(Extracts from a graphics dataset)
※ ※ ※

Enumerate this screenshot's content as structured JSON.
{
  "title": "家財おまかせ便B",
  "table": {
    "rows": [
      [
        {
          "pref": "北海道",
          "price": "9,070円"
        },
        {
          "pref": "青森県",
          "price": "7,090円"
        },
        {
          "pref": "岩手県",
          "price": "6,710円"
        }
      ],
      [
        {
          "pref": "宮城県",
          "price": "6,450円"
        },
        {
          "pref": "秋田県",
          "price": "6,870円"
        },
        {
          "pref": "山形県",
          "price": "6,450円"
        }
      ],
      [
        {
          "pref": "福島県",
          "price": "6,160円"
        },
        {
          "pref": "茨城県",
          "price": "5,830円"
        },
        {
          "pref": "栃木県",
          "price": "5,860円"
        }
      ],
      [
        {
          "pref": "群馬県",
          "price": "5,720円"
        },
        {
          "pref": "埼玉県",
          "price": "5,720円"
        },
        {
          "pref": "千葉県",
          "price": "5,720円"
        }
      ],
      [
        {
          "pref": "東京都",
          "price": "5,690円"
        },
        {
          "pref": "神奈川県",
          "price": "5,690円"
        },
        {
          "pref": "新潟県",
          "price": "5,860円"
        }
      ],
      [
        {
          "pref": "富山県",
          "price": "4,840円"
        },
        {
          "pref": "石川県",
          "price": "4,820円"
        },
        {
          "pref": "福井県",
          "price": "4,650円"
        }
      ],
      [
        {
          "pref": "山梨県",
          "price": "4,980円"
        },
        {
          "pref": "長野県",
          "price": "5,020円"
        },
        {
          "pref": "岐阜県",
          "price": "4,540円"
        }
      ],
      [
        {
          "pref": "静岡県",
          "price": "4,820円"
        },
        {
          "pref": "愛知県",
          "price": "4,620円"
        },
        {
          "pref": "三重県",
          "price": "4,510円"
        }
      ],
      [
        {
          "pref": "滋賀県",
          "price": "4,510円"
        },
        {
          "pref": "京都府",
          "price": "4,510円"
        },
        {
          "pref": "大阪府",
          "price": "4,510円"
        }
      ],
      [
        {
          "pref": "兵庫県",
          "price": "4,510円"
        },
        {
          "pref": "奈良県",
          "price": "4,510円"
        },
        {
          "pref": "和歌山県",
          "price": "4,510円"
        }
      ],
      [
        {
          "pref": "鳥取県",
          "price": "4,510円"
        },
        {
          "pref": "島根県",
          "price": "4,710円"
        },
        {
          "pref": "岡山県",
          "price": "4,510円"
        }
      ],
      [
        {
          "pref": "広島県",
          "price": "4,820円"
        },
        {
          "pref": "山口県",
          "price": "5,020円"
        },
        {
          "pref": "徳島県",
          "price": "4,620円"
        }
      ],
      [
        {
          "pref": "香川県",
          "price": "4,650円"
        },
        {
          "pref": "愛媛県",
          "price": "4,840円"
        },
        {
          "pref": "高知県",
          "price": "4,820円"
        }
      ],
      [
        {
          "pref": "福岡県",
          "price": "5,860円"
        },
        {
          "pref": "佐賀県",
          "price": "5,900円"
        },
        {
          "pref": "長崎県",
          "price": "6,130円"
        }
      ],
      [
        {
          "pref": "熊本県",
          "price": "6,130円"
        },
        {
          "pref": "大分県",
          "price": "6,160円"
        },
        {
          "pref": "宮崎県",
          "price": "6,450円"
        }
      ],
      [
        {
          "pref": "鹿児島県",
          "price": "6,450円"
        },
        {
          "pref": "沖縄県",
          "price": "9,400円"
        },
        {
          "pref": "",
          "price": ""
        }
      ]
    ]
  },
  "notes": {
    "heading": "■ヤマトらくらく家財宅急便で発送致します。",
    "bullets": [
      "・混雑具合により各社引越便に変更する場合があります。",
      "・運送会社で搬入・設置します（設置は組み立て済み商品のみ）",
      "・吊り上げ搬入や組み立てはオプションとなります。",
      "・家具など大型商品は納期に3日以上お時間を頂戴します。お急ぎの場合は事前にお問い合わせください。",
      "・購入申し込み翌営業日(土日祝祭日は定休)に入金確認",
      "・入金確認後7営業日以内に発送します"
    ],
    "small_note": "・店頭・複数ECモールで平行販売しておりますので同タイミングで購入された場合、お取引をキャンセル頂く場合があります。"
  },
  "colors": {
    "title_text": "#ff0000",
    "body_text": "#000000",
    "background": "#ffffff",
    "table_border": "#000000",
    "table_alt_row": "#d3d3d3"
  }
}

※ ※ ※

Reproduce the full listing word for word.

Enumerate this screenshot's content as structured JSON.
{
  "title": "家財おまかせ便B",
  "table": {
    "rows": [
      [
        {
          "pref": "北海道",
          "price": "9,070円"
        },
        {
          "pref": "青森県",
          "price": "7,090円"
        },
        {
          "pref": "岩手県",
          "price": "6,710円"
        }
      ],
      [
        {
          "pref": "宮城県",
          "price": "6,450円"
        },
        {
          "pref": "秋田県",
          "price": "6,870円"
        },
        {
          "pref": "山形県",
          "price": "6,450円"
        }
      ],
      [
        {
          "pref": "福島県",
          "price": "6,160円"
        },
        {
          "pref": "茨城県",
          "price": "5,830円"
        },
        {
          "pref": "栃木県",
          "price": "5,860円"
        }
      ],
      [
        {
          "pref": "群馬県",
          "price": "5,720円"
        },
        {
          "pref": "埼玉県",
          "price": "5,720円"
        },
        {
          "pref": "千葉県",
          "price": "5,720円"
        }
      ],
      [
        {
          "pref": "東京都",
          "price": "5,690円"
        },
        {
          "pref": "神奈川県",
          "price": "5,690円"
        },
        {
          "pref": "新潟県",
          "price": "5,860円"
        }
      ],
      [
        {
          "pref": "富山県",
          "price": "4,840円"
        },
        {
          "pref": "石川県",
          "price": "4,820円"
        },
        {
          "pref": "福井県",
          "price": "4,650円"
        }
      ],
      [
        {
          "pref": "山梨県",
          "price": "4,980円"
        },
        {
          "pref": "長野県",
          "price": "5,020円"
        },
        {
          "pref": "岐阜県",
          "price": "4,540円"
        }
      ],
      [
        {
          "pref": "静岡県",
          "price": "4,820円"
        },
        {
          "pref": "愛知県",
          "price": "4,620円"
        },
        {
          "pref": "三重県",
          "price": "4,510円"
        }
      ],
      [
        {
          "pref": "滋賀県",
          "price": "4,510円"
        },
        {
          "pref": "京都府",
          "price": "4,510円"
        },
        {
          "pref": "大阪府",
          "price": "4,510円"
        }
      ],
      [
        {
          "pref": "兵庫県",
          "price": "4,510円"
        },
        {
          "pref": "奈良県",
          "price": "4,510円"
        },
        {
          "pref": "和歌山県",
          "price": "4,510円"
        }
      ],
      [
        {
          "pref": "鳥取県",
          "price": "4,510円"
        },
        {
          "pref": "島根県",
          "price": "4,710円"
        },
        {
          "pref": "岡山県",
          "price": "4,510円"
        }
      ],
      [
        {
          "pref": "広島県",
          "price": "4,820円"
        },
        {
          "pref": "山口県",
          "price": "5,020円"
        },
        {
          "pref": "徳島県",
          "price": "4,620円"
        }
      ],
      [
        {
          "pref": "香川県",
          "price": "4,650円"
        },
        {
          "pref": "愛媛県",
          "price": "4,840円"
        },
        {
          "pref": "高知県",
          "price": "4,820円"
        }
      ],
      [
        {
          "pref": "福岡県",
          "price": "5,860円"
        },
        {
          "pref": "佐賀県",
          "price": "5,900円"
        },
        {
          "pref": "長崎県",
          "price": "6,130円"
        }
      ],
      [
        {
          "pref": "熊本県",
          "price": "6,130円"
        },
        {
          "pref": "大分県",
          "price": "6,160円"
        },
        {
          "pref": "宮崎県",
          "price": "6,450円"
        }
      ],
      [
        {
          "pref": "鹿児島県",
          "price": "6,450円"
        },
        {
          "pref": "沖縄県",
          "price": "9,400円"
        },
        {
          "pref": "",
          "price": ""
        }
      ]
    ]
  },
  "notes": {
    "heading": "■ヤマトらくらく家財宅急便で発送致します。",
    "bullets": [
      "・混雑具合により各社引越便に変更する場合があります。",
      "・運送会社で搬入・設置します（設置は組み立て済み商品のみ）",
      "・吊り上げ搬入や組み立てはオプションとなります。",
      "・家具など大型商品は納期に3日以上お時間を頂戴します。お急ぎの場合は事前にお問い合わせください。",
      "・購入申し込み翌営業日(土日祝祭日は定休)に入金確認",
      "・入金確認後7営業日以内に発送します"
    ],
    "small_note": "・店頭・複数ECモールで平行販売しておりますので同タイミングで購入された場合、お取引をキャンセル頂く場合があります。"
  },
  "colors": {
    "title_text": "#ff0000",
    "body_text": "#000000",
    "background": "#ffffff",
    "table_border": "#000000",
    "table_alt_row": "#d3d3d3"
  }
}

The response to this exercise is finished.